◆ YOUR GOAL
Identify, in the records below, every line where the string "JSON" appears, and copy each such line.
— START OF SUPPLIED ENTRIES —
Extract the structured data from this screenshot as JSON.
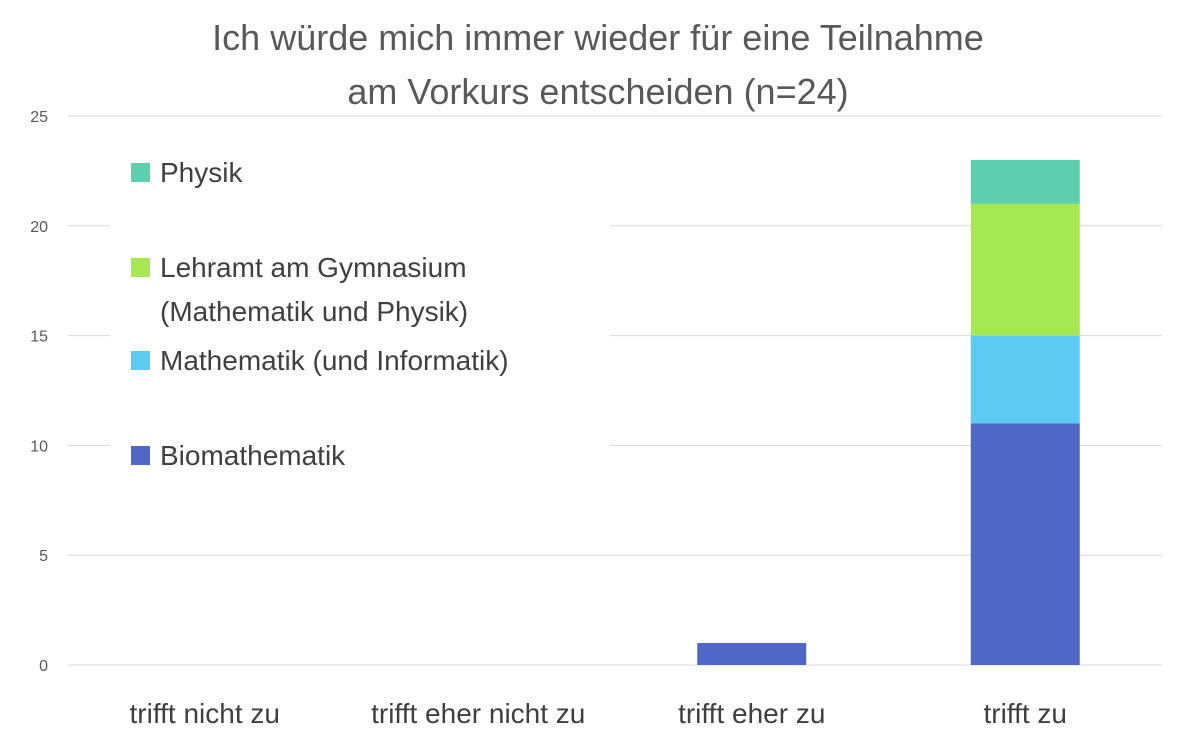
{
  "chart_data": {
    "type": "bar",
    "stacked": true,
    "title": [
      "Ich würde mich immer wieder für eine Teilnahme",
      "am Vorkurs entscheiden (n=24)"
    ],
    "xlabel": "",
    "ylabel": "",
    "ylim": [
      0,
      25
    ],
    "yticks": [
      0,
      5,
      10,
      15,
      20,
      25
    ],
    "grid": true,
    "legend_position": "top-left",
    "categories": [
      "trifft nicht zu",
      "trifft eher nicht zu",
      "trifft eher zu",
      "trifft zu"
    ],
    "series": [
      {
        "name": "Biomathematik",
        "color": "#4f67c7",
        "values": [
          0,
          0,
          1,
          11
        ]
      },
      {
        "name": "Mathematik (und Informatik)",
        "color": "#5bcbf2",
        "values": [
          0,
          0,
          0,
          4
        ]
      },
      {
        "name": "Lehramt am Gymnasium (Mathematik und Physik)",
        "legend_lines": [
          "Lehramt am Gymnasium",
          "(Mathematik und Physik)"
        ],
        "color": "#a5e852",
        "values": [
          0,
          0,
          0,
          6
        ]
      },
      {
        "name": "Physik",
        "color": "#5dcfae",
        "values": [
          0,
          0,
          0,
          2
        ]
      }
    ],
    "legend_order": [
      "Physik",
      "Lehramt am Gymnasium (Mathematik und Physik)",
      "Mathematik (und Informatik)",
      "Biomathematik"
    ]
  }
}
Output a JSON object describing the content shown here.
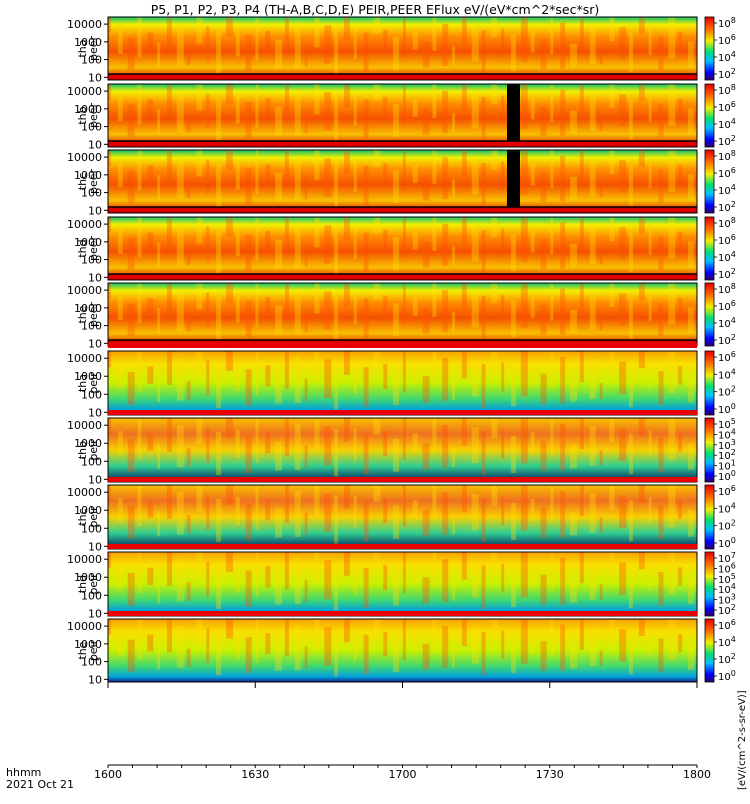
— END OF SUPPLIED ENTRIES —
◆ SOLVED EXERCISE
Extract the structured data from this screenshot as JSON.
Output a JSON object describing the content shown here.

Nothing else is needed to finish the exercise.